Data entries

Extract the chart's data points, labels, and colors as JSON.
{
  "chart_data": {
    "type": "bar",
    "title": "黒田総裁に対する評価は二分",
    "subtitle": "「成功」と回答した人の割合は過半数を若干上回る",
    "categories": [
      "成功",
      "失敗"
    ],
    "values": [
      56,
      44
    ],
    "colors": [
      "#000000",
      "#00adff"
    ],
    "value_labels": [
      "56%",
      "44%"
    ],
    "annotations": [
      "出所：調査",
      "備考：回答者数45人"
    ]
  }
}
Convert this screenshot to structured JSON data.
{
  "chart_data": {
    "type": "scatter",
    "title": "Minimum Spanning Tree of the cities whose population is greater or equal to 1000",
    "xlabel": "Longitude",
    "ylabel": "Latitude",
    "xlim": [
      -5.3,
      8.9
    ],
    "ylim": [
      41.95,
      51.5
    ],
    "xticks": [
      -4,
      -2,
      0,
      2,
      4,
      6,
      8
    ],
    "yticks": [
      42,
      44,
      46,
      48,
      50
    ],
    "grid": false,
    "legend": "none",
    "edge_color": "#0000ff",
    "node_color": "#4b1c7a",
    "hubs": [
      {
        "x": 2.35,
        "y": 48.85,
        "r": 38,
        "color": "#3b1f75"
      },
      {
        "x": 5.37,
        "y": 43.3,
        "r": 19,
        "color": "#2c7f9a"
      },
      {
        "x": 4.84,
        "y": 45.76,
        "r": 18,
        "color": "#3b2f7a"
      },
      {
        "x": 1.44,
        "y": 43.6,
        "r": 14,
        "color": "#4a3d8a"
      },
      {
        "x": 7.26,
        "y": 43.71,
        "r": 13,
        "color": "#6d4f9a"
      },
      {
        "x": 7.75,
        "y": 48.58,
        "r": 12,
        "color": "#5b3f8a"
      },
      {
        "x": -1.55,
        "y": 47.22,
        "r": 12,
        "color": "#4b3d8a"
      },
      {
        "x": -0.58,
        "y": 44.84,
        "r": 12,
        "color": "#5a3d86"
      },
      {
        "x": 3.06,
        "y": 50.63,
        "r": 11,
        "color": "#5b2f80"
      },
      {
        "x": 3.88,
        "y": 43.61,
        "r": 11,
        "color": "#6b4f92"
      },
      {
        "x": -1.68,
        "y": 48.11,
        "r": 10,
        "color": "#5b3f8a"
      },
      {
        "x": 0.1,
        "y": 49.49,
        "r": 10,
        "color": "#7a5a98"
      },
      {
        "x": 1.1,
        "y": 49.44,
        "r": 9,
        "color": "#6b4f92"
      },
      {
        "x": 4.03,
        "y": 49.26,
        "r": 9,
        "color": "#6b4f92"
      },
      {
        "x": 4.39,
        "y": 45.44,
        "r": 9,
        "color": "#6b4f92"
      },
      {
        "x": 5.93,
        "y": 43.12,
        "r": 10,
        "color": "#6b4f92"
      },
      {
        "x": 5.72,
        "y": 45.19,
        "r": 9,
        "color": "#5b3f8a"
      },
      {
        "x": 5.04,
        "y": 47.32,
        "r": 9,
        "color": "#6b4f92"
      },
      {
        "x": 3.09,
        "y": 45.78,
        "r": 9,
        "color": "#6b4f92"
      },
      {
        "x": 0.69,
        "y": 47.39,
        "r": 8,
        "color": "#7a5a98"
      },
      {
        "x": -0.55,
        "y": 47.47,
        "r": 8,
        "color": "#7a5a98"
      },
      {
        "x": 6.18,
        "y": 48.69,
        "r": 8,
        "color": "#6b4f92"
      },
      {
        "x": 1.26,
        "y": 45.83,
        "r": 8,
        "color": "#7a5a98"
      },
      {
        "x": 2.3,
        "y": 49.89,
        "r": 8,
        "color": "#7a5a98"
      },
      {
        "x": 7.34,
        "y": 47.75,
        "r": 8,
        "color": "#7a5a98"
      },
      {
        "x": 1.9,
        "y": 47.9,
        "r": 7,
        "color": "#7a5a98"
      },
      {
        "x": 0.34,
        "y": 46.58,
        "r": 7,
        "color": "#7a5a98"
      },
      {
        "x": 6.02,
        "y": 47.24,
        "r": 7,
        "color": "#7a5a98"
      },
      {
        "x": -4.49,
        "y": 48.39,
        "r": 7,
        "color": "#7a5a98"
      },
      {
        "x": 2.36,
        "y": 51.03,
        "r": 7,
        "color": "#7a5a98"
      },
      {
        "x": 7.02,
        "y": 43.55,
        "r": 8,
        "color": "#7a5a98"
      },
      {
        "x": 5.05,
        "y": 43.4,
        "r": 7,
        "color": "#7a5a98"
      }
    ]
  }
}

INSTRUCTIONS FOR THE TASK = Retype the material in full. Each word must match.

RESPONSE TO THIS TASK =
Extract the chart's data points, labels, and colors as JSON.
{
  "chart_data": {
    "type": "bar",
    "title": "黒田総裁に対する評価は二分",
    "subtitle": "「成功」と回答した人の割合は過半数を若干上回る",
    "categories": [
      "成功",
      "失敗"
    ],
    "values": [
      56,
      44
    ],
    "colors": [
      "#000000",
      "#00adff"
    ],
    "value_labels": [
      "56%",
      "44%"
    ],
    "annotations": [
      "出所：調査",
      "備考：回答者数45人"
    ]
  }
}
Convert this screenshot to structured JSON data.
{
  "chart_data": {
    "type": "scatter",
    "title": "Minimum Spanning Tree of the cities whose population is greater or equal to 1000",
    "xlabel": "Longitude",
    "ylabel": "Latitude",
    "xlim": [
      -5.3,
      8.9
    ],
    "ylim": [
      41.95,
      51.5
    ],
    "xticks": [
      -4,
      -2,
      0,
      2,
      4,
      6,
      8
    ],
    "yticks": [
      42,
      44,
      46,
      48,
      50
    ],
    "grid": false,
    "legend": "none",
    "edge_color": "#0000ff",
    "node_color": "#4b1c7a",
    "hubs": [
      {
        "x": 2.35,
        "y": 48.85,
        "r": 38,
        "color": "#3b1f75"
      },
      {
        "x": 5.37,
        "y": 43.3,
        "r": 19,
        "color": "#2c7f9a"
      },
      {
        "x": 4.84,
        "y": 45.76,
        "r": 18,
        "color": "#3b2f7a"
      },
      {
        "x": 1.44,
        "y": 43.6,
        "r": 14,
        "color": "#4a3d8a"
      },
      {
        "x": 7.26,
        "y": 43.71,
        "r": 13,
        "color": "#6d4f9a"
      },
      {
        "x": 7.75,
        "y": 48.58,
        "r": 12,
        "color": "#5b3f8a"
      },
      {
        "x": -1.55,
        "y": 47.22,
        "r": 12,
        "color": "#4b3d8a"
      },
      {
        "x": -0.58,
        "y": 44.84,
        "r": 12,
        "color": "#5a3d86"
      },
      {
        "x": 3.06,
        "y": 50.63,
        "r": 11,
        "color": "#5b2f80"
      },
      {
        "x": 3.88,
        "y": 43.61,
        "r": 11,
        "color": "#6b4f92"
      },
      {
        "x": -1.68,
        "y": 48.11,
        "r": 10,
        "color": "#5b3f8a"
      },
      {
        "x": 0.1,
        "y": 49.49,
        "r": 10,
        "color": "#7a5a98"
      },
      {
        "x": 1.1,
        "y": 49.44,
        "r": 9,
        "color": "#6b4f92"
      },
      {
        "x": 4.03,
        "y": 49.26,
        "r": 9,
        "color": "#6b4f92"
      },
      {
        "x": 4.39,
        "y": 45.44,
        "r": 9,
        "color": "#6b4f92"
      },
      {
        "x": 5.93,
        "y": 43.12,
        "r": 10,
        "color": "#6b4f92"
      },
      {
        "x": 5.72,
        "y": 45.19,
        "r": 9,
        "color": "#5b3f8a"
      },
      {
        "x": 5.04,
        "y": 47.32,
        "r": 9,
        "color": "#6b4f92"
      },
      {
        "x": 3.09,
        "y": 45.78,
        "r": 9,
        "color": "#6b4f92"
      },
      {
        "x": 0.69,
        "y": 47.39,
        "r": 8,
        "color": "#7a5a98"
      },
      {
        "x": -0.55,
        "y": 47.47,
        "r": 8,
        "color": "#7a5a98"
      },
      {
        "x": 6.18,
        "y": 48.69,
        "r": 8,
        "color": "#6b4f92"
      },
      {
        "x": 1.26,
        "y": 45.83,
        "r": 8,
        "color": "#7a5a98"
      },
      {
        "x": 2.3,
        "y": 49.89,
        "r": 8,
        "color": "#7a5a98"
      },
      {
        "x": 7.34,
        "y": 47.75,
        "r": 8,
        "color": "#7a5a98"
      },
      {
        "x": 1.9,
        "y": 47.9,
        "r": 7,
        "color": "#7a5a98"
      },
      {
        "x": 0.34,
        "y": 46.58,
        "r": 7,
        "color": "#7a5a98"
      },
      {
        "x": 6.02,
        "y": 47.24,
        "r": 7,
        "color": "#7a5a98"
      },
      {
        "x": -4.49,
        "y": 48.39,
        "r": 7,
        "color": "#7a5a98"
      },
      {
        "x": 2.36,
        "y": 51.03,
        "r": 7,
        "color": "#7a5a98"
      },
      {
        "x": 7.02,
        "y": 43.55,
        "r": 8,
        "color": "#7a5a98"
      },
      {
        "x": 5.05,
        "y": 43.4,
        "r": 7,
        "color": "#7a5a98"
      }
    ]
  }
}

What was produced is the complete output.